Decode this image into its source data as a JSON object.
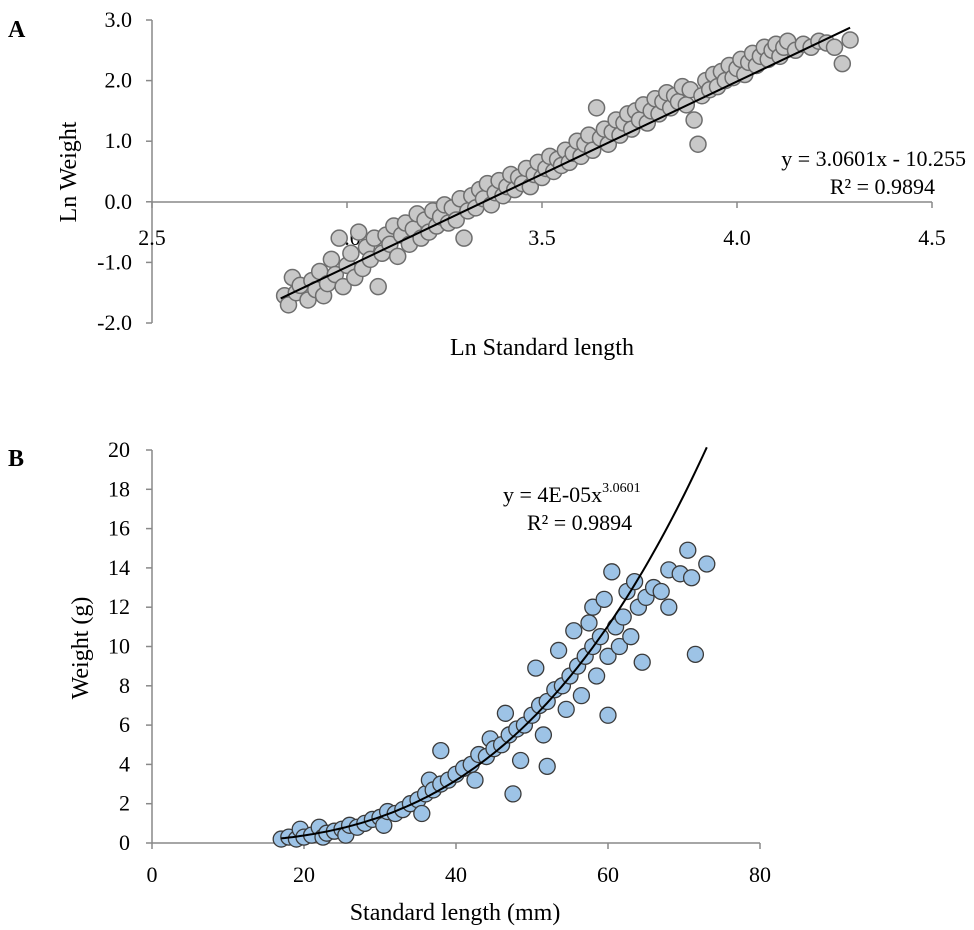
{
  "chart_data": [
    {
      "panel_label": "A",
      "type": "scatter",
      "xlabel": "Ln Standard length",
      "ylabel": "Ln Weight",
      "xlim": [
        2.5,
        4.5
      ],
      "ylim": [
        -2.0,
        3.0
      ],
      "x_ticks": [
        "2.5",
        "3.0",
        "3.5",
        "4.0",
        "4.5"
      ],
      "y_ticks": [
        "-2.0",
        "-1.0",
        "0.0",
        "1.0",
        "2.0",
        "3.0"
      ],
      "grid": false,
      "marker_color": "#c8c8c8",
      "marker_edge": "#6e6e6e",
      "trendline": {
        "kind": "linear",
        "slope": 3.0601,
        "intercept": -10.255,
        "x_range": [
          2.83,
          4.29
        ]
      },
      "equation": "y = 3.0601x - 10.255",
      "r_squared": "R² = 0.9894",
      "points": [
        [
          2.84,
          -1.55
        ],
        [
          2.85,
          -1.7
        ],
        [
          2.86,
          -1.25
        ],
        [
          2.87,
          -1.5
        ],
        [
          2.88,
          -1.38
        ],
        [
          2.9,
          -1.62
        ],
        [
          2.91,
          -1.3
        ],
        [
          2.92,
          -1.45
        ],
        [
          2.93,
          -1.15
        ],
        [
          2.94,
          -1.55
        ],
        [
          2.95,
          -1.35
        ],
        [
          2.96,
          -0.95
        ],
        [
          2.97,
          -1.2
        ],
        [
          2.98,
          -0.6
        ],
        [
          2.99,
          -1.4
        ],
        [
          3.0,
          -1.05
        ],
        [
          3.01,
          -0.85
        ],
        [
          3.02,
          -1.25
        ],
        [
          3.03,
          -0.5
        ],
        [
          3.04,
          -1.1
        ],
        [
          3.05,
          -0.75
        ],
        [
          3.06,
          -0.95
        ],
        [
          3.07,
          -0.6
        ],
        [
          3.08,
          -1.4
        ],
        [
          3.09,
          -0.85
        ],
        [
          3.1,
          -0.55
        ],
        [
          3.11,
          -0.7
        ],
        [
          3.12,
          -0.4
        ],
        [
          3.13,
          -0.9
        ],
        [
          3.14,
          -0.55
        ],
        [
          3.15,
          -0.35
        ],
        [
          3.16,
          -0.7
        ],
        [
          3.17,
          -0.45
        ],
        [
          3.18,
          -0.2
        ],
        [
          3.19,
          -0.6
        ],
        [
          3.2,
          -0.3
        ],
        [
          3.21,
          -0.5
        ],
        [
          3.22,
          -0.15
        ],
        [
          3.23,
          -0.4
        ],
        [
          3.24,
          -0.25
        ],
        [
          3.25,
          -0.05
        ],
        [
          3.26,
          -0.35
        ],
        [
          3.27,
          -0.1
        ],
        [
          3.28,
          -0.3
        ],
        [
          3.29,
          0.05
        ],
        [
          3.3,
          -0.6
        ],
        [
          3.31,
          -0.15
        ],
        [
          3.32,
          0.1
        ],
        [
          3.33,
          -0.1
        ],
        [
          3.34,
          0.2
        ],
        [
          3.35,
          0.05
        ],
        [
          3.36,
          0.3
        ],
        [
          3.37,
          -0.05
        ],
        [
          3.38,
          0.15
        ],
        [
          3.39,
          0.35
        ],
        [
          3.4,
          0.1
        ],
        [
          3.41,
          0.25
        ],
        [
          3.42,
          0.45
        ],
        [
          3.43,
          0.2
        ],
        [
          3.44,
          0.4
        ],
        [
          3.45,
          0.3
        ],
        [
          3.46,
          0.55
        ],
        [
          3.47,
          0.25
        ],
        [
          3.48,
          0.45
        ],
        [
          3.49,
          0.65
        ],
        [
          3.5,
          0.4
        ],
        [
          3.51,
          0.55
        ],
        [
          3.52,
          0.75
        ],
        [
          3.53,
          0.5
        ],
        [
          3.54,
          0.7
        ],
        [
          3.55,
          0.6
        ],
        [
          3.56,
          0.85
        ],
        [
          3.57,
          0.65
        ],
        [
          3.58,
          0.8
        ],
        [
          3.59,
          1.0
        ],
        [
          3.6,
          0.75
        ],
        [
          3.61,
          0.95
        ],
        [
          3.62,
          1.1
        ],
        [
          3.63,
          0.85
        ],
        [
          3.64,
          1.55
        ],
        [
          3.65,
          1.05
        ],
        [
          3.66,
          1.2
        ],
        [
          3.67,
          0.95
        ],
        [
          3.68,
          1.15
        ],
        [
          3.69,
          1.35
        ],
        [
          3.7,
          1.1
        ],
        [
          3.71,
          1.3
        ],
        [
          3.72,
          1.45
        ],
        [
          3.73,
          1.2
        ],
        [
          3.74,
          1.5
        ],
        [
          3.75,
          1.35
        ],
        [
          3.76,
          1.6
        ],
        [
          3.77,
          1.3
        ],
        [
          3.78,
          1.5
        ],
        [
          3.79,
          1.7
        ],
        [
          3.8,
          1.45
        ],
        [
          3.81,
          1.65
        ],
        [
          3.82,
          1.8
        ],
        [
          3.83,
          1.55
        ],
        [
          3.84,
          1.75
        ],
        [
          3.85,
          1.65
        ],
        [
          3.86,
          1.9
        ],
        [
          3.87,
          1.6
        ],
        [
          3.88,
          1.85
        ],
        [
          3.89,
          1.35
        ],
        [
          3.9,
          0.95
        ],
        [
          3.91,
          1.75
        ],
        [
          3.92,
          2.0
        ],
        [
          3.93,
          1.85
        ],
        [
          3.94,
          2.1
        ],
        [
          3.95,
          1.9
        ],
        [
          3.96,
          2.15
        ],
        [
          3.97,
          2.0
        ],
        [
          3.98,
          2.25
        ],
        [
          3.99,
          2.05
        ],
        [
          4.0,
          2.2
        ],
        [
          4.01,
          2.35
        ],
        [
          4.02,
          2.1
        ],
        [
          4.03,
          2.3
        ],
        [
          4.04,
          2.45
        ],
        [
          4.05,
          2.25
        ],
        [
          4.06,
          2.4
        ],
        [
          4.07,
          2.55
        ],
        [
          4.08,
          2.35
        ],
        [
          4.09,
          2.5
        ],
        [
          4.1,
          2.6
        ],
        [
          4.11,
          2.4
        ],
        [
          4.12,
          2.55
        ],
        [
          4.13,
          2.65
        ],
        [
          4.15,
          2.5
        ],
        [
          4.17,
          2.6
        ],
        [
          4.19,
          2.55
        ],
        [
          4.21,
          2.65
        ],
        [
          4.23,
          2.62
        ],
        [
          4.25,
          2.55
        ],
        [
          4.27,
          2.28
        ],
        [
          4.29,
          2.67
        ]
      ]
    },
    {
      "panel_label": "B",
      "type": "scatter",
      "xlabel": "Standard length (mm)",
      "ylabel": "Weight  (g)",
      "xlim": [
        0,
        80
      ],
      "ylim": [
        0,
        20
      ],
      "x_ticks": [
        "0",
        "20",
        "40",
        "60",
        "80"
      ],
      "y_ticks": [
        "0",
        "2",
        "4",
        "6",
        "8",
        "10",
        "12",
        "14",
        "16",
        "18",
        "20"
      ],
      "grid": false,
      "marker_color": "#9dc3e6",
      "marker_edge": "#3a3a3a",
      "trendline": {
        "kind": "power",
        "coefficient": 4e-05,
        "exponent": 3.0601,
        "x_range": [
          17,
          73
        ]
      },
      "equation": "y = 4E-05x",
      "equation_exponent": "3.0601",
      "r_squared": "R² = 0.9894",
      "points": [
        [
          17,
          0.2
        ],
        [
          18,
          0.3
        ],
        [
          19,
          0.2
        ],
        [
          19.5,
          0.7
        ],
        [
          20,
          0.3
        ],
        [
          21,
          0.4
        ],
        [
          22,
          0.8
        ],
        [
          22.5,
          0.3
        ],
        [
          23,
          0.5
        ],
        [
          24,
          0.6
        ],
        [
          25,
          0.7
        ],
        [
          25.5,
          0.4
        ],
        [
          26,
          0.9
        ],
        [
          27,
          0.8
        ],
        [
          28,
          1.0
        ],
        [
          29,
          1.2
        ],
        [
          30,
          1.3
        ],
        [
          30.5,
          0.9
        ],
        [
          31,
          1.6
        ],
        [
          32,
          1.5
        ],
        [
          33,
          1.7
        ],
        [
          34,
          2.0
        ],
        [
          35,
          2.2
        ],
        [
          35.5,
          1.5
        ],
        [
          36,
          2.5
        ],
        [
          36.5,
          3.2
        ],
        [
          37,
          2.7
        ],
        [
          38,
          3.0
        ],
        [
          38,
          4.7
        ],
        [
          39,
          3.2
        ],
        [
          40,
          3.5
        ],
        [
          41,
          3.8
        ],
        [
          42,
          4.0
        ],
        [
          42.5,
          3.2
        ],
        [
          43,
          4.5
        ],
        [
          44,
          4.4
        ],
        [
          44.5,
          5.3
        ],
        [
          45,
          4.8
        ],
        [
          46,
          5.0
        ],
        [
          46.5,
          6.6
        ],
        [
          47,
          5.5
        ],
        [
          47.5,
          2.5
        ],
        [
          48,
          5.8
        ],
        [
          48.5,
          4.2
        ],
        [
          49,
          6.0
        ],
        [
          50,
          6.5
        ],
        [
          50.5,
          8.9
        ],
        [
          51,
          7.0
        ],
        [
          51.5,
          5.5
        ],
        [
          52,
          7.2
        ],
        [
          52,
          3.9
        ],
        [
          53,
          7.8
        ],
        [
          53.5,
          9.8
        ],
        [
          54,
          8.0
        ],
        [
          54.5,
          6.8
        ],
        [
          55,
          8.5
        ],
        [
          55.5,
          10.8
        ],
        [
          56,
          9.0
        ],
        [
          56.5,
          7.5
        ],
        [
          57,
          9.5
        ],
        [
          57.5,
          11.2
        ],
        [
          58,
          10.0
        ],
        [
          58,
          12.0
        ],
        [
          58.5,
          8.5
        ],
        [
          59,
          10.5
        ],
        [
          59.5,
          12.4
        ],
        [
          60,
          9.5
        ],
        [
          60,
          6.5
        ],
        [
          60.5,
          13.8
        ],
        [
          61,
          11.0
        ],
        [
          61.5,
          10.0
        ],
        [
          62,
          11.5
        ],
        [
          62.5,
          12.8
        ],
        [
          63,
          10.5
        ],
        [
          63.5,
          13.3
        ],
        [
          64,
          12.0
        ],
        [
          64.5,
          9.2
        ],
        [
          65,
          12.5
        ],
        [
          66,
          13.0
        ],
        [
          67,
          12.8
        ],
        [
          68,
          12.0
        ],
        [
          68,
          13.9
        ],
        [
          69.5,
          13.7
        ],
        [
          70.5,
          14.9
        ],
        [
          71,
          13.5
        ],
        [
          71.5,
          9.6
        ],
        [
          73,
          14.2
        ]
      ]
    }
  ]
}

◆ Aim ◆
Search the entries for the word "length" and pick out every line that holds it.

◆ Complete answer ◆
      "xlabel": "Ln Standard length",
      "xlabel": "Standard length (mm)",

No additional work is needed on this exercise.